A block of data:
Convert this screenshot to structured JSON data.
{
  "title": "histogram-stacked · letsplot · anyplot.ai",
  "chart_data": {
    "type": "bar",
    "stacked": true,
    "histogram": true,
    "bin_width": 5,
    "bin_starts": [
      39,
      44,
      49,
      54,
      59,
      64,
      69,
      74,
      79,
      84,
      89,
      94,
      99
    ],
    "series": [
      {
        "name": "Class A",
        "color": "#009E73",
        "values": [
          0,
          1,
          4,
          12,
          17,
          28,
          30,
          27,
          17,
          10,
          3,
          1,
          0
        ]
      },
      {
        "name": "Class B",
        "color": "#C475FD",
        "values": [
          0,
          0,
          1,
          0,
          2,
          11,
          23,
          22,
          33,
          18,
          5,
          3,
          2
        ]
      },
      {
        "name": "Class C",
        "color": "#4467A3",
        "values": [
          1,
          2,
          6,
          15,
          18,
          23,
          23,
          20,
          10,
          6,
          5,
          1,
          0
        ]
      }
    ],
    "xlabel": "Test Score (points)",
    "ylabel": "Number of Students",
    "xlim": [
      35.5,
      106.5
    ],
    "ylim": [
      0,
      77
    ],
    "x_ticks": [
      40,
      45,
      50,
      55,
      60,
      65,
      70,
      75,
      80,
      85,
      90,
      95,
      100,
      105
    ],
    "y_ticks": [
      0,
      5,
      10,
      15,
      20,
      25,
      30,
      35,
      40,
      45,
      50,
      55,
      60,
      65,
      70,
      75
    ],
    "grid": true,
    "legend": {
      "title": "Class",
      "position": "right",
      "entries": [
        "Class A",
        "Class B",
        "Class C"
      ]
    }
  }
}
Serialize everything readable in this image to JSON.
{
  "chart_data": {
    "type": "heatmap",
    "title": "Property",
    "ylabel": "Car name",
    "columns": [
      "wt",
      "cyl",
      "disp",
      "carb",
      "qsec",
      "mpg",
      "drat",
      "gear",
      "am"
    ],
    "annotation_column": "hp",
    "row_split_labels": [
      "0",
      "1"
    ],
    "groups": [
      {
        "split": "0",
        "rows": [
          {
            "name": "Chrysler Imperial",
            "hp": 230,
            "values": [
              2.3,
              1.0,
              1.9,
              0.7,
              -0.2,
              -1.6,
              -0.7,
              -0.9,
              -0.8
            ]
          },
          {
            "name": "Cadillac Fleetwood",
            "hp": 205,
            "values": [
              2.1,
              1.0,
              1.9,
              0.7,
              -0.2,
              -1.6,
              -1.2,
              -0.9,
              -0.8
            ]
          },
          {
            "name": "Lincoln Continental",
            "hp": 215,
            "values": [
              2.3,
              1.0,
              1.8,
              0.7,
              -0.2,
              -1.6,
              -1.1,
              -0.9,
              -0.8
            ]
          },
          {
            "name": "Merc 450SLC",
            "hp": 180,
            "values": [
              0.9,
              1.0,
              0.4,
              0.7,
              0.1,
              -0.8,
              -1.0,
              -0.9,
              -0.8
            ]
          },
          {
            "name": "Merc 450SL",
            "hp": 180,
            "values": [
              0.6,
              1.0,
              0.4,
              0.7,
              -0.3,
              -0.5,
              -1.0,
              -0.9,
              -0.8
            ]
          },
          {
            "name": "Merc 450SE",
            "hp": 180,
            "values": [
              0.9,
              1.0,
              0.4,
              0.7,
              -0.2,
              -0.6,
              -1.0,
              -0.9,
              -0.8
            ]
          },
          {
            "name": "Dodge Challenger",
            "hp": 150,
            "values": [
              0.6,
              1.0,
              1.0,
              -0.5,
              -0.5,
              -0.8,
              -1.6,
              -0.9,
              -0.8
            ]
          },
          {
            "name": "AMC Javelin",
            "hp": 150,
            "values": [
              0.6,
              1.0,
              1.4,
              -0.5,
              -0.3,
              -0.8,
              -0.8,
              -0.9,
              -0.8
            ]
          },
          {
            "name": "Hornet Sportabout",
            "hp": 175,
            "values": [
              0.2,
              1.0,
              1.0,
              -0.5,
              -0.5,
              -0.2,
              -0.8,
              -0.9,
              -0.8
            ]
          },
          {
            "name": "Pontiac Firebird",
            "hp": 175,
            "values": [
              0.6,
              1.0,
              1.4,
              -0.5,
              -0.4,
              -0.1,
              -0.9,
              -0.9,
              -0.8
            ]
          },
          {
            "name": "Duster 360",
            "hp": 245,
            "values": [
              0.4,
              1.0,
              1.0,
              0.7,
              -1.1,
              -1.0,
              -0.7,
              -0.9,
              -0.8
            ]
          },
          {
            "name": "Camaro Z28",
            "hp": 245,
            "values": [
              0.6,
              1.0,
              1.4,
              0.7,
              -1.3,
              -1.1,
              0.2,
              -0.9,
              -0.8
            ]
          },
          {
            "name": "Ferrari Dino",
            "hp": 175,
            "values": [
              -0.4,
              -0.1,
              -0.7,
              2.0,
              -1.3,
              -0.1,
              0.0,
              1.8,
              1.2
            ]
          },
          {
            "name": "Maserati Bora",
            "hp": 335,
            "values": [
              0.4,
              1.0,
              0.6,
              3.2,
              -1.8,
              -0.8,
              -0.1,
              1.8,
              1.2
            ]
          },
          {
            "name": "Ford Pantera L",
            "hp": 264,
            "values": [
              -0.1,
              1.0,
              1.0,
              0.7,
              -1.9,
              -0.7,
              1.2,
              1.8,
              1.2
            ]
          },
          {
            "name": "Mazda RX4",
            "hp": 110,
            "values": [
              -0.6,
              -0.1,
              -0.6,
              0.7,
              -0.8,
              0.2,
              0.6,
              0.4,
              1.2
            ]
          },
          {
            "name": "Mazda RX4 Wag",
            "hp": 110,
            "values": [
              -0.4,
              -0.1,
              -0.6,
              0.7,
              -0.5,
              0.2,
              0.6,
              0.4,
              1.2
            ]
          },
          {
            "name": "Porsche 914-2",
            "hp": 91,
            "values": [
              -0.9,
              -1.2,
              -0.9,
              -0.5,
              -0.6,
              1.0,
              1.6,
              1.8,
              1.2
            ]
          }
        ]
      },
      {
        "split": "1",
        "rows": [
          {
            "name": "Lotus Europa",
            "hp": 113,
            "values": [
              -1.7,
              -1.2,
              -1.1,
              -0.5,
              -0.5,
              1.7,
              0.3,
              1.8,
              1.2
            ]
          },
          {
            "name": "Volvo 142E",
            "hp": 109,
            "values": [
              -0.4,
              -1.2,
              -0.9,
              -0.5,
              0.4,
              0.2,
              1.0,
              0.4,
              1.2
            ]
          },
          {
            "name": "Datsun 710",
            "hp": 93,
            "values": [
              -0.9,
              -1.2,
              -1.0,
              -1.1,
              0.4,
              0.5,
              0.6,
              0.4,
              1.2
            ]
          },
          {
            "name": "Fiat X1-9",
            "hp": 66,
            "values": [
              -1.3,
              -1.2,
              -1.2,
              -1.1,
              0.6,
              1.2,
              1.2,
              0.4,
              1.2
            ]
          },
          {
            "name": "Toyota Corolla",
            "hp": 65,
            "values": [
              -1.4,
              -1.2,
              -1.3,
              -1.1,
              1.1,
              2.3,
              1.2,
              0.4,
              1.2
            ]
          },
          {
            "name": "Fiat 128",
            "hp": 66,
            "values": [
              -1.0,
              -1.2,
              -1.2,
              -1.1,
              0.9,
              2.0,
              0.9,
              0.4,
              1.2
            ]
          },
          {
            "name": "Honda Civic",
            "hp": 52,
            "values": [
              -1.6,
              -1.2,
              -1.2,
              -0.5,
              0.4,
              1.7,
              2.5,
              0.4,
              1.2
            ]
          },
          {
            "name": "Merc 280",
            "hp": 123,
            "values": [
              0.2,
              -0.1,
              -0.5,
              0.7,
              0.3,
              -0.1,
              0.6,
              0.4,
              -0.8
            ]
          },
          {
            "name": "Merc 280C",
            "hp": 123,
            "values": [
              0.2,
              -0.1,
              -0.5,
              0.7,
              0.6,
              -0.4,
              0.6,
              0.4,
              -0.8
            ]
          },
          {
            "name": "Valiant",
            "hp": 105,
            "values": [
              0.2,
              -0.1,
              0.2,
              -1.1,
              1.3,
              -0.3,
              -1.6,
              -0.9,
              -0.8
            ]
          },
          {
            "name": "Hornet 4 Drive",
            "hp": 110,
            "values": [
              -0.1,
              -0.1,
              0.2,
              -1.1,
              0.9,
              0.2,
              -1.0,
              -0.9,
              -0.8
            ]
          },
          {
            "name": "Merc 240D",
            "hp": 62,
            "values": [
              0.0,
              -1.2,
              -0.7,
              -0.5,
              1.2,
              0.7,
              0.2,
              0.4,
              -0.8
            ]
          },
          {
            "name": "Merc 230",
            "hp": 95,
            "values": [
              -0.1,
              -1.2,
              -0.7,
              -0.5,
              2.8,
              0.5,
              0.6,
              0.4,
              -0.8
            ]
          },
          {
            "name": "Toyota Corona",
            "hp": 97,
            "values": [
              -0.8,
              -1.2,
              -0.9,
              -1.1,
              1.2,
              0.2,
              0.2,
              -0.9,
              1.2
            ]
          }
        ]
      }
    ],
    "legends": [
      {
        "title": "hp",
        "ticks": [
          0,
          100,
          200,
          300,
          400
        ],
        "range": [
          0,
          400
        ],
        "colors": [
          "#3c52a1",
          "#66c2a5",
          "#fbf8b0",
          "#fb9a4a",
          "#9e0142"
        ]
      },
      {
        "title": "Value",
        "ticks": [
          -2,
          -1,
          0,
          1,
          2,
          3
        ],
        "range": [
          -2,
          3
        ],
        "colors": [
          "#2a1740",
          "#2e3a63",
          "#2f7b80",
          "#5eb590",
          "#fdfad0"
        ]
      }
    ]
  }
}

Exercise details: Find how many lines of the listing include the string "Class" and give that number, nothing else.

Result for this task: 7